§ What the task requires
Write out the full set of records exactly. Any pictures in them do not belong in the copy.

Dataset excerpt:
▼▼▼

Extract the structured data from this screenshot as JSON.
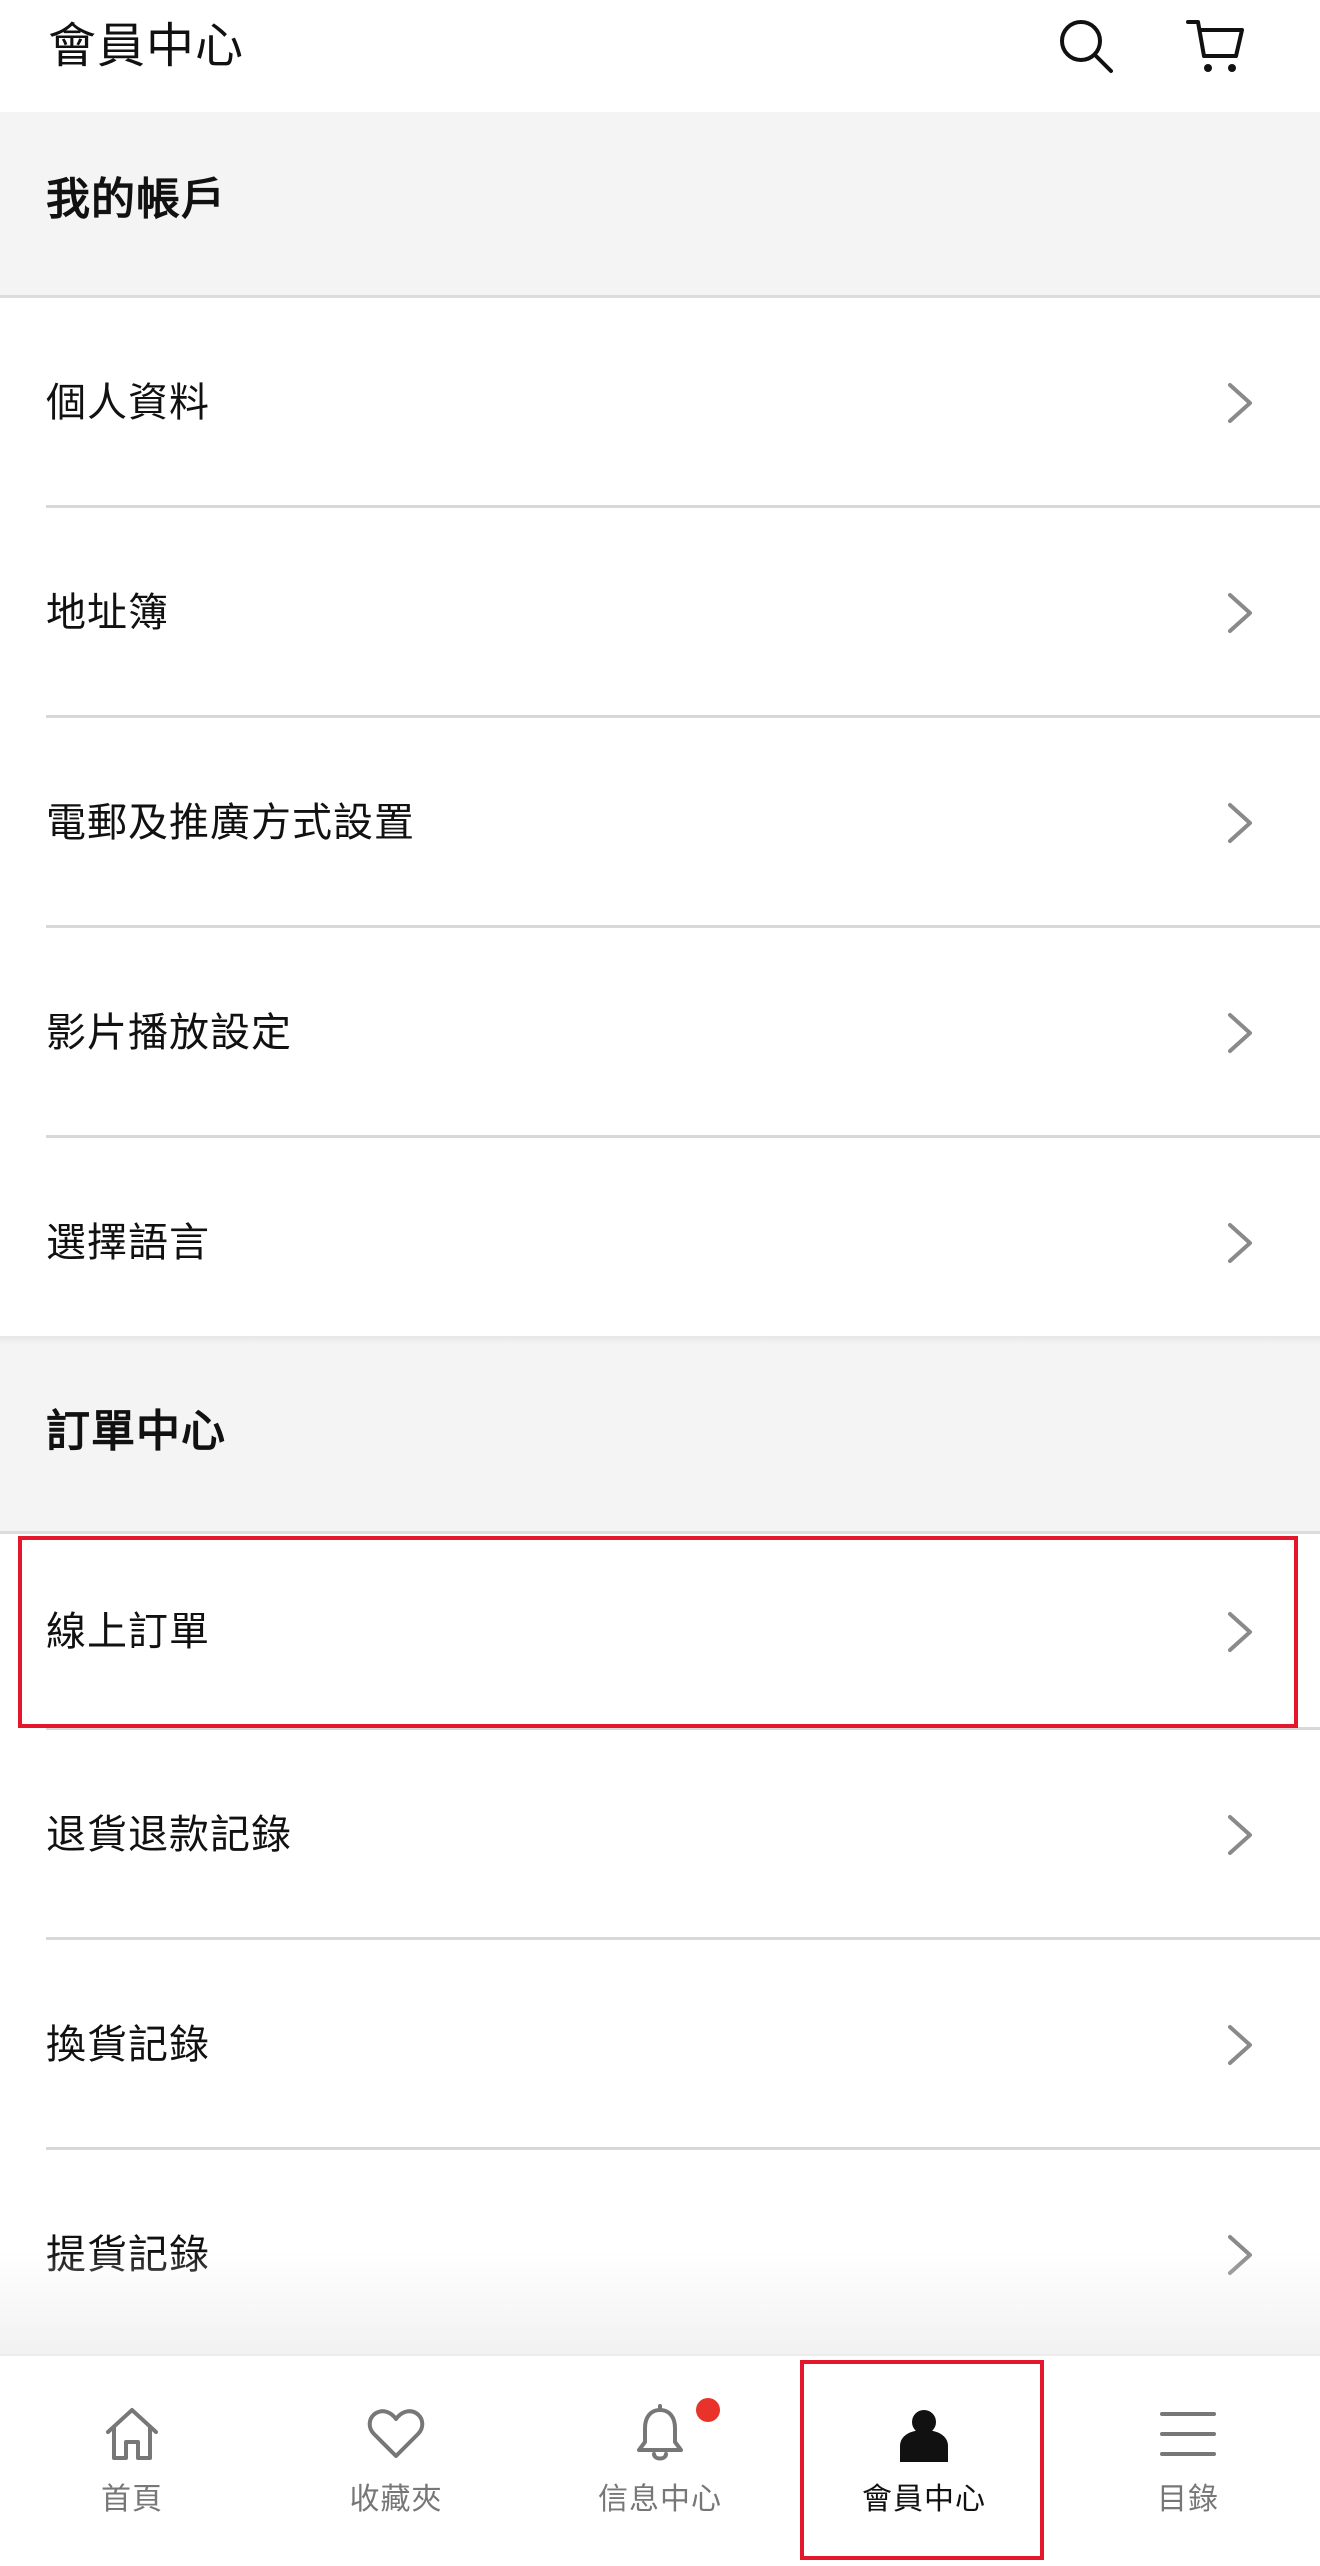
{
  "header": {
    "title": "會員中心",
    "search_icon": "search-icon",
    "cart_icon": "cart-icon"
  },
  "sections": [
    {
      "title": "我的帳戶",
      "items": [
        {
          "label": "個人資料"
        },
        {
          "label": "地址簿"
        },
        {
          "label": "電郵及推廣方式設置"
        },
        {
          "label": "影片播放設定"
        },
        {
          "label": "選擇語言"
        }
      ]
    },
    {
      "title": "訂單中心",
      "items": [
        {
          "label": "線上訂單"
        },
        {
          "label": "退貨退款記錄"
        },
        {
          "label": "換貨記錄"
        },
        {
          "label": "提貨記錄"
        }
      ]
    }
  ],
  "bottom_nav": {
    "items": [
      {
        "label": "首頁",
        "icon": "home-icon",
        "active": false
      },
      {
        "label": "收藏夾",
        "icon": "heart-icon",
        "active": false
      },
      {
        "label": "信息中心",
        "icon": "bell-icon",
        "active": false,
        "badge": true
      },
      {
        "label": "會員中心",
        "icon": "user-icon",
        "active": true
      },
      {
        "label": "目錄",
        "icon": "menu-icon",
        "active": false
      }
    ]
  },
  "colors": {
    "highlight": "#e3182d",
    "badge": "#e8322a",
    "section_bg": "#f4f4f4",
    "text": "#111111",
    "muted": "#777777"
  }
}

▲▲▲

§ Answer for this exercise
Extract the structured data from this screenshot as JSON.
{
  "header": {
    "title": "會員中心",
    "search_icon": "search-icon",
    "cart_icon": "cart-icon"
  },
  "sections": [
    {
      "title": "我的帳戶",
      "items": [
        {
          "label": "個人資料"
        },
        {
          "label": "地址簿"
        },
        {
          "label": "電郵及推廣方式設置"
        },
        {
          "label": "影片播放設定"
        },
        {
          "label": "選擇語言"
        }
      ]
    },
    {
      "title": "訂單中心",
      "items": [
        {
          "label": "線上訂單"
        },
        {
          "label": "退貨退款記錄"
        },
        {
          "label": "換貨記錄"
        },
        {
          "label": "提貨記錄"
        }
      ]
    }
  ],
  "bottom_nav": {
    "items": [
      {
        "label": "首頁",
        "icon": "home-icon",
        "active": false
      },
      {
        "label": "收藏夾",
        "icon": "heart-icon",
        "active": false
      },
      {
        "label": "信息中心",
        "icon": "bell-icon",
        "active": false,
        "badge": true
      },
      {
        "label": "會員中心",
        "icon": "user-icon",
        "active": true
      },
      {
        "label": "目錄",
        "icon": "menu-icon",
        "active": false
      }
    ]
  },
  "colors": {
    "highlight": "#e3182d",
    "badge": "#e8322a",
    "section_bg": "#f4f4f4",
    "text": "#111111",
    "muted": "#777777"
  }
}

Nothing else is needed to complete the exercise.